BEGIN Material to process

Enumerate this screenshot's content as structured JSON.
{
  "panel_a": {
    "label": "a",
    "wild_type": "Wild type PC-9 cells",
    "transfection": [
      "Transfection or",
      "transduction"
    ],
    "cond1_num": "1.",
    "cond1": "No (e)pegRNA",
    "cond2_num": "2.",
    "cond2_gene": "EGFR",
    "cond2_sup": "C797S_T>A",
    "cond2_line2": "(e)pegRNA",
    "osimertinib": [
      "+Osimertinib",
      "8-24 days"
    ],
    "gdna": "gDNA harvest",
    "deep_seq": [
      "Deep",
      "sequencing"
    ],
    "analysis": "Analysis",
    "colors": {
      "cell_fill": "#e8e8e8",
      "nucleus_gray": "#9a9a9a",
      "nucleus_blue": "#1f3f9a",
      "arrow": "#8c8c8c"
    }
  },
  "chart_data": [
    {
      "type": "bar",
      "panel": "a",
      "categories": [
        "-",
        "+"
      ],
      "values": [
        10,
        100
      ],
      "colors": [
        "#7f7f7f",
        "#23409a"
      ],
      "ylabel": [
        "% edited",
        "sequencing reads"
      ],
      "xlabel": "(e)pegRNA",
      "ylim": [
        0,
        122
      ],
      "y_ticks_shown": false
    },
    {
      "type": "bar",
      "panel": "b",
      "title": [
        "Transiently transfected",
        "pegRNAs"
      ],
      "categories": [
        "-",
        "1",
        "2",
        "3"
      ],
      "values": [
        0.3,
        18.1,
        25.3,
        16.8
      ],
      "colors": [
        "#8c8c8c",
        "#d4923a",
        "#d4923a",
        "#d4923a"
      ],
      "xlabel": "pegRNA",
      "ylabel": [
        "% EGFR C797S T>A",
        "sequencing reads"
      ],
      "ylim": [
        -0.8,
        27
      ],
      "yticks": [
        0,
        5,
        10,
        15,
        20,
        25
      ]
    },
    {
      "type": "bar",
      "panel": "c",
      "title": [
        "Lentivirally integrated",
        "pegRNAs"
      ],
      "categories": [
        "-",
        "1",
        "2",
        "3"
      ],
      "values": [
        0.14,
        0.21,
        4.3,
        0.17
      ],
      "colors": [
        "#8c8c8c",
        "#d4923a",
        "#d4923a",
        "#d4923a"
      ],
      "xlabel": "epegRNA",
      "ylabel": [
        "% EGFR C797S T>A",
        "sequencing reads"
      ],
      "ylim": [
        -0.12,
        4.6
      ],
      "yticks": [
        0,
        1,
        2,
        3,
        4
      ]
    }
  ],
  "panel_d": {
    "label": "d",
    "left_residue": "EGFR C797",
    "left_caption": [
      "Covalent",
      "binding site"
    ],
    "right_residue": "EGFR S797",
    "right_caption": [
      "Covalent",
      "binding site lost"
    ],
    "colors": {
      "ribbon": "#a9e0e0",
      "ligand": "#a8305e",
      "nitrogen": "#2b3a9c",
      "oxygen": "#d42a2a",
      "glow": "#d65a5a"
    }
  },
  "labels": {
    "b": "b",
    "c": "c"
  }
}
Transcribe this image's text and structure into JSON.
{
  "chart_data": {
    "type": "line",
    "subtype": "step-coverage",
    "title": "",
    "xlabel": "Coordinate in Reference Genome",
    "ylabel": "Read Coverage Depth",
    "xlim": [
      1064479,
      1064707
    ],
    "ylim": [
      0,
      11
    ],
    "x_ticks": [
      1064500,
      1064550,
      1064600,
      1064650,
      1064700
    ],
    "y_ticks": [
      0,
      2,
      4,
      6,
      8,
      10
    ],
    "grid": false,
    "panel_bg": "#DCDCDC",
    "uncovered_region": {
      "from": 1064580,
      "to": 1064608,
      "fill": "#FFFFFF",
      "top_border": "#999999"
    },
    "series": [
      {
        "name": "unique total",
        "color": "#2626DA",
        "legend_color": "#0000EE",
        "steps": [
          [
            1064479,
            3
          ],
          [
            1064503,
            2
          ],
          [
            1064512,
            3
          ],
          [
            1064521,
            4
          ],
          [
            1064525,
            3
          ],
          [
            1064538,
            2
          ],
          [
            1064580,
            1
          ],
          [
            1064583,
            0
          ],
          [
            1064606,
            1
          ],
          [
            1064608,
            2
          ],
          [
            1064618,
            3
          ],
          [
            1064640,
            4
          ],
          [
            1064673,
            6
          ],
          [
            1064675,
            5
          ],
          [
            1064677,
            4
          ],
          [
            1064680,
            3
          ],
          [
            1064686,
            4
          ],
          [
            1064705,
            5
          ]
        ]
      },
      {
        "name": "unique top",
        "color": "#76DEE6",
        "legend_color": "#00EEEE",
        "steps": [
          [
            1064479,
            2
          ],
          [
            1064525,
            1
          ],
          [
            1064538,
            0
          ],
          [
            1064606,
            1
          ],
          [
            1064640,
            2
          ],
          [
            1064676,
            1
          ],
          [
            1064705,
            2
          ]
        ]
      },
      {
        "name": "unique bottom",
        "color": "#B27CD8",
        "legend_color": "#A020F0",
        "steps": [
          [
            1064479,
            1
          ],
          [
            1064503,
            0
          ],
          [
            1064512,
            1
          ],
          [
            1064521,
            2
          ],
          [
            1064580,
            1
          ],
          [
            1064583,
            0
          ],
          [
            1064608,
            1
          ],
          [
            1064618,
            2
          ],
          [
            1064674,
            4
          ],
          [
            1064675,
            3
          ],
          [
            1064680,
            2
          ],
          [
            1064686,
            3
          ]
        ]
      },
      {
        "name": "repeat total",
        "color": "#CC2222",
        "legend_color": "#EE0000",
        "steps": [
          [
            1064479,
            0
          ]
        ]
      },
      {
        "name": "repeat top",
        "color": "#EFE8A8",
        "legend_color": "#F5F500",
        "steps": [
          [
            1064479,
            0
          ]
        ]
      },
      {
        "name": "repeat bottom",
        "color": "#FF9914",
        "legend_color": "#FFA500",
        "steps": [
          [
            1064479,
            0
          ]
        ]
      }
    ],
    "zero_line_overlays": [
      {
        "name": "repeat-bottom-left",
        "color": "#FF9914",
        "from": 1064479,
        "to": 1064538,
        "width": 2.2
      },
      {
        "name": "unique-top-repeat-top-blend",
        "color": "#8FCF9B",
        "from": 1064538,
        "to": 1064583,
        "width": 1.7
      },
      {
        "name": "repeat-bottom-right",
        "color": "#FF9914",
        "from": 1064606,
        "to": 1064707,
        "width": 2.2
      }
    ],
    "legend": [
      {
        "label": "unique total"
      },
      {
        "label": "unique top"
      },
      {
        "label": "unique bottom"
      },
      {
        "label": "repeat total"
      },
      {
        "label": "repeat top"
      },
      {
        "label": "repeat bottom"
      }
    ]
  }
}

END Material to process

• Activity: All lines in the data that contain the word "EGFR" should be copied.

• Solution to the exercise:
    "cond2_gene": "EGFR",
        "% EGFR C797S T>A",
        "% EGFR C797S T>A",
    "left_residue": "EGFR C797",
    "right_residue": "EGFR S797",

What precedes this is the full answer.